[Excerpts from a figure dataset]
# # #
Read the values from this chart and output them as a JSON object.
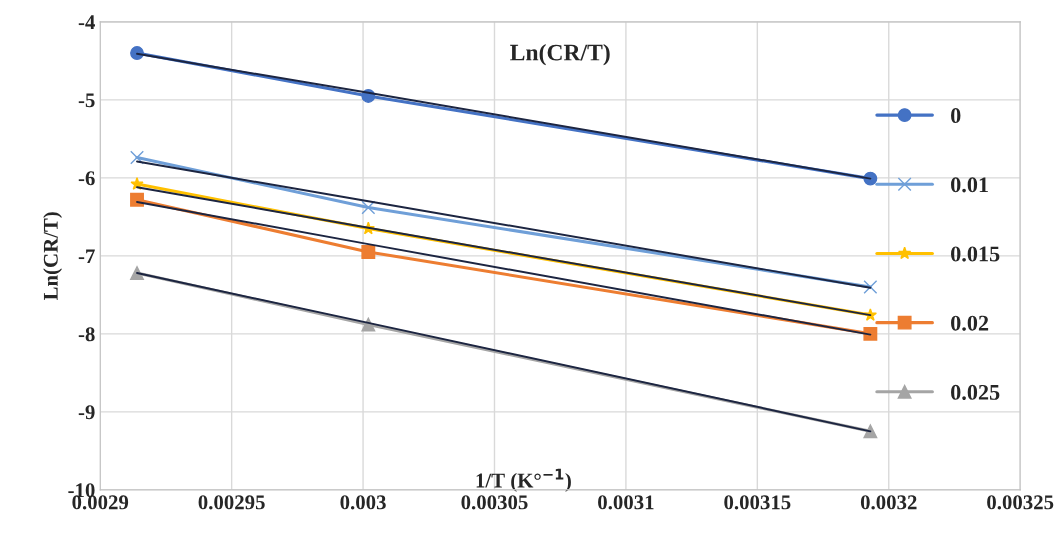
{
  "chart_data": {
    "type": "line",
    "title": "Ln(CR/T)",
    "xlabel": "1/T (K°$^{−1}$)",
    "ylabel": "Ln(CR/T)",
    "x": [
      0.002914,
      0.003002,
      0.003193
    ],
    "series": [
      {
        "name": "0",
        "color": "#4472c4",
        "marker": "circle",
        "values": [
          -4.4,
          -4.95,
          -6.01
        ]
      },
      {
        "name": "0.01",
        "color": "#6f9fd8",
        "marker": "cross",
        "values": [
          -5.74,
          -6.38,
          -7.4
        ]
      },
      {
        "name": "0.015",
        "color": "#ffc000",
        "marker": "star",
        "values": [
          -6.08,
          -6.65,
          -7.76
        ]
      },
      {
        "name": "0.02",
        "color": "#ed7d31",
        "marker": "square",
        "values": [
          -6.28,
          -6.95,
          -8.0
        ]
      },
      {
        "name": "0.025",
        "color": "#a5a5a5",
        "marker": "triangle",
        "values": [
          -7.22,
          -7.88,
          -9.25
        ]
      },
      {
        "type": "line",
        "color": "#1c2541",
        "marker": "none",
        "values": [
          -4.41,
          -4.91,
          -6.01
        ]
      },
      {
        "type": "line",
        "color": "#1c2541",
        "marker": "none",
        "values": [
          -5.79,
          -6.3,
          -7.41
        ]
      },
      {
        "type": "line",
        "color": "#1c2541",
        "marker": "none",
        "values": [
          -6.12,
          -6.64,
          -7.76
        ]
      },
      {
        "type": "line",
        "color": "#1c2541",
        "marker": "none",
        "values": [
          -6.31,
          -6.85,
          -8.01
        ]
      },
      {
        "type": "line",
        "color": "#1c2541",
        "marker": "none",
        "values": [
          -7.22,
          -7.86,
          -9.25
        ]
      }
    ],
    "xlim": [
      0.0029,
      0.00325
    ],
    "xticks": [
      0.0029,
      0.00295,
      0.003,
      0.00305,
      0.0031,
      0.00315,
      0.0032,
      0.00325
    ],
    "ylim": [
      -10,
      -4
    ],
    "yticks": [
      -10,
      -9,
      -8,
      -7,
      -6,
      -5,
      -4
    ],
    "grid": true,
    "legend": "right"
  }
}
# # #
WORK INSTRUCTIONS = Extract every line of the data exactly; pictures stay out.

RESPONSE TO THE TASK =
Read the values from this chart and output them as a JSON object.
{
  "chart_data": {
    "type": "line",
    "title": "Ln(CR/T)",
    "xlabel": "1/T (K°$^{−1}$)",
    "ylabel": "Ln(CR/T)",
    "x": [
      0.002914,
      0.003002,
      0.003193
    ],
    "series": [
      {
        "name": "0",
        "color": "#4472c4",
        "marker": "circle",
        "values": [
          -4.4,
          -4.95,
          -6.01
        ]
      },
      {
        "name": "0.01",
        "color": "#6f9fd8",
        "marker": "cross",
        "values": [
          -5.74,
          -6.38,
          -7.4
        ]
      },
      {
        "name": "0.015",
        "color": "#ffc000",
        "marker": "star",
        "values": [
          -6.08,
          -6.65,
          -7.76
        ]
      },
      {
        "name": "0.02",
        "color": "#ed7d31",
        "marker": "square",
        "values": [
          -6.28,
          -6.95,
          -8.0
        ]
      },
      {
        "name": "0.025",
        "color": "#a5a5a5",
        "marker": "triangle",
        "values": [
          -7.22,
          -7.88,
          -9.25
        ]
      },
      {
        "type": "line",
        "color": "#1c2541",
        "marker": "none",
        "values": [
          -4.41,
          -4.91,
          -6.01
        ]
      },
      {
        "type": "line",
        "color": "#1c2541",
        "marker": "none",
        "values": [
          -5.79,
          -6.3,
          -7.41
        ]
      },
      {
        "type": "line",
        "color": "#1c2541",
        "marker": "none",
        "values": [
          -6.12,
          -6.64,
          -7.76
        ]
      },
      {
        "type": "line",
        "color": "#1c2541",
        "marker": "none",
        "values": [
          -6.31,
          -6.85,
          -8.01
        ]
      },
      {
        "type": "line",
        "color": "#1c2541",
        "marker": "none",
        "values": [
          -7.22,
          -7.86,
          -9.25
        ]
      }
    ],
    "xlim": [
      0.0029,
      0.00325
    ],
    "xticks": [
      0.0029,
      0.00295,
      0.003,
      0.00305,
      0.0031,
      0.00315,
      0.0032,
      0.00325
    ],
    "ylim": [
      -10,
      -4
    ],
    "yticks": [
      -10,
      -9,
      -8,
      -7,
      -6,
      -5,
      -4
    ],
    "grid": true,
    "legend": "right"
  }
}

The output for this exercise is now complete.